Write out the data below exactly as given, without any of its pictures.

Stored items
--- --- ---

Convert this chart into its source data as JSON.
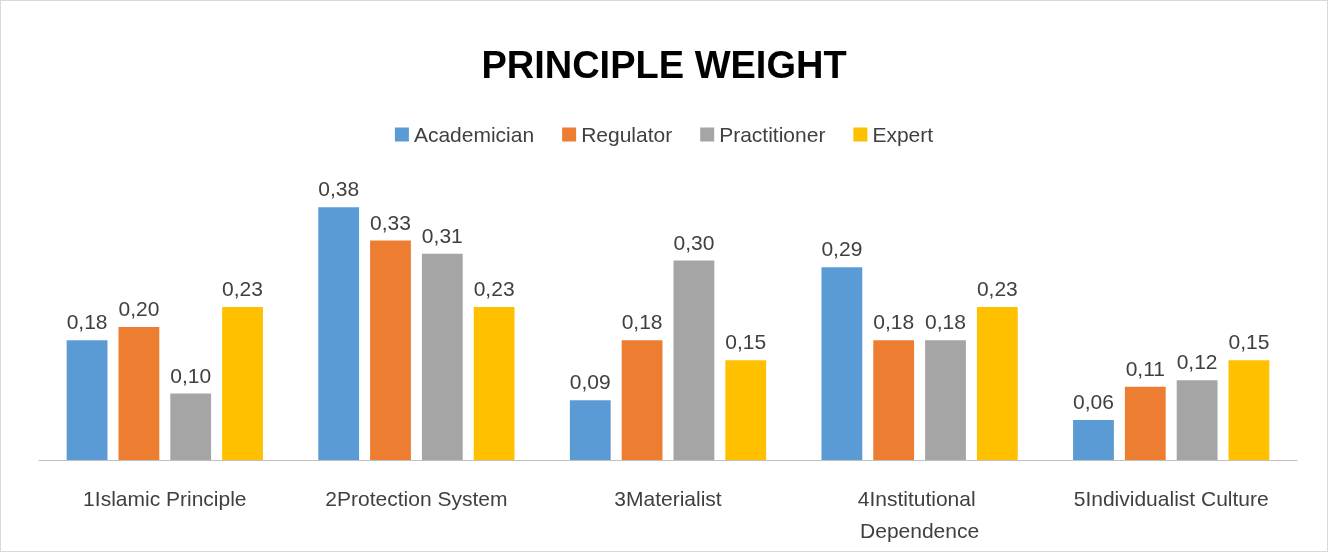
{
  "chart_data": {
    "type": "bar",
    "title": "PRINCIPLE WEIGHT",
    "categories": [
      "1Islamic Principle",
      "2Protection System",
      "3Materialist",
      "4Institutional Dependence",
      "5Individualist Culture"
    ],
    "series": [
      {
        "name": "Academician",
        "color": "#5b9bd5",
        "values": [
          0.18,
          0.38,
          0.09,
          0.29,
          0.06
        ],
        "value_labels": [
          "0,18",
          "0,38",
          "0,09",
          "0,29",
          "0,06"
        ]
      },
      {
        "name": "Regulator",
        "color": "#ed7d31",
        "values": [
          0.2,
          0.33,
          0.18,
          0.18,
          0.11
        ],
        "value_labels": [
          "0,20",
          "0,33",
          "0,18",
          "0,18",
          "0,11"
        ]
      },
      {
        "name": "Practitioner",
        "color": "#a5a5a5",
        "values": [
          0.1,
          0.31,
          0.3,
          0.18,
          0.12
        ],
        "value_labels": [
          "0,10",
          "0,31",
          "0,30",
          "0,18",
          "0,12"
        ]
      },
      {
        "name": "Expert",
        "color": "#ffc000",
        "values": [
          0.23,
          0.23,
          0.15,
          0.23,
          0.15
        ],
        "value_labels": [
          "0,23",
          "0,23",
          "0,15",
          "0,23",
          "0,15"
        ]
      }
    ],
    "legend": "top",
    "tick_labels": "x"
  }
}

--- --- ---

* _Answer for this exercise_:
Convert this chart into its source data as JSON.
{
  "chart_data": {
    "type": "bar",
    "title": "PRINCIPLE WEIGHT",
    "categories": [
      "1Islamic Principle",
      "2Protection System",
      "3Materialist",
      "4Institutional Dependence",
      "5Individualist Culture"
    ],
    "series": [
      {
        "name": "Academician",
        "color": "#5b9bd5",
        "values": [
          0.18,
          0.38,
          0.09,
          0.29,
          0.06
        ],
        "value_labels": [
          "0,18",
          "0,38",
          "0,09",
          "0,29",
          "0,06"
        ]
      },
      {
        "name": "Regulator",
        "color": "#ed7d31",
        "values": [
          0.2,
          0.33,
          0.18,
          0.18,
          0.11
        ],
        "value_labels": [
          "0,20",
          "0,33",
          "0,18",
          "0,18",
          "0,11"
        ]
      },
      {
        "name": "Practitioner",
        "color": "#a5a5a5",
        "values": [
          0.1,
          0.31,
          0.3,
          0.18,
          0.12
        ],
        "value_labels": [
          "0,10",
          "0,31",
          "0,30",
          "0,18",
          "0,12"
        ]
      },
      {
        "name": "Expert",
        "color": "#ffc000",
        "values": [
          0.23,
          0.23,
          0.15,
          0.23,
          0.15
        ],
        "value_labels": [
          "0,23",
          "0,23",
          "0,15",
          "0,23",
          "0,15"
        ]
      }
    ],
    "legend": "top",
    "tick_labels": "x"
  }
}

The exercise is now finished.